====== DATA SUPPLIED

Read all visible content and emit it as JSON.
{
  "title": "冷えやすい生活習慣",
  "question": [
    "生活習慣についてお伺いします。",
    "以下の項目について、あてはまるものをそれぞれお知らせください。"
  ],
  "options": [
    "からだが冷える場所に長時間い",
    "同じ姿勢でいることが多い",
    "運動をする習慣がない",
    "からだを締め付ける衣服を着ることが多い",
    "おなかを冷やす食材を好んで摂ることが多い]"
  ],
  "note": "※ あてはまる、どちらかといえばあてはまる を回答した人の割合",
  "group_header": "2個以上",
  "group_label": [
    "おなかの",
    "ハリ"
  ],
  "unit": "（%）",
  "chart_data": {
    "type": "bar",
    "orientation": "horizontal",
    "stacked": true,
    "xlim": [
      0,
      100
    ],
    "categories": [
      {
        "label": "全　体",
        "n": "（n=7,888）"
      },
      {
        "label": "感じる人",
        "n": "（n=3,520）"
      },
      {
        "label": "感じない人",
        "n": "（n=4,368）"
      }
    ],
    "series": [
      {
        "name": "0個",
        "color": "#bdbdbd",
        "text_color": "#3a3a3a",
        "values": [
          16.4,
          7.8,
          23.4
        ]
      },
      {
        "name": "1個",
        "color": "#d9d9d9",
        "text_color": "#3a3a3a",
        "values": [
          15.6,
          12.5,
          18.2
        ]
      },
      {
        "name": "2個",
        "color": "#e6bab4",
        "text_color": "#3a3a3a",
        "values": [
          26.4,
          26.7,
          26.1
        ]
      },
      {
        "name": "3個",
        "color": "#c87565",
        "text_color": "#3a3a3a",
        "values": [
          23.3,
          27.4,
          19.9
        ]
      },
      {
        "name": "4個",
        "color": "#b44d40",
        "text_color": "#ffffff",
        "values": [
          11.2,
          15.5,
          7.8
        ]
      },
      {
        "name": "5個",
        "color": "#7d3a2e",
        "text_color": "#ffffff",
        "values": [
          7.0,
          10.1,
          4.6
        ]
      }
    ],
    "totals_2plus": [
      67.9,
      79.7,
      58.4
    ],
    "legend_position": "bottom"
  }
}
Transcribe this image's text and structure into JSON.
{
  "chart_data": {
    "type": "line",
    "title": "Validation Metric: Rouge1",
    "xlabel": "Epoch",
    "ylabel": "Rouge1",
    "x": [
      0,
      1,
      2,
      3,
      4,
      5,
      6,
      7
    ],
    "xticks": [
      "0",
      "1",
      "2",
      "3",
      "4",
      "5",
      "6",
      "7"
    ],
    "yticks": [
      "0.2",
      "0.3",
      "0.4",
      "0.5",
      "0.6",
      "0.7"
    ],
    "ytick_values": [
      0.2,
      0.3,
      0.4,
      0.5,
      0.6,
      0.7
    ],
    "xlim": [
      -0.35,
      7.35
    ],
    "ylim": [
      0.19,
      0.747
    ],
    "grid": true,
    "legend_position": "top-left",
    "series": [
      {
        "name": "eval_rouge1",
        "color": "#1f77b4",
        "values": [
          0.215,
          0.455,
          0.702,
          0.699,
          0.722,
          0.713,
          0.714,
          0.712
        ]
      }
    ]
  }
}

============

> **EXERCISE PROMPT**: Of the lines in the listing above, how many hold the string "title"? Reply with the number only.

> **EXERCISE RESPONSE**: 2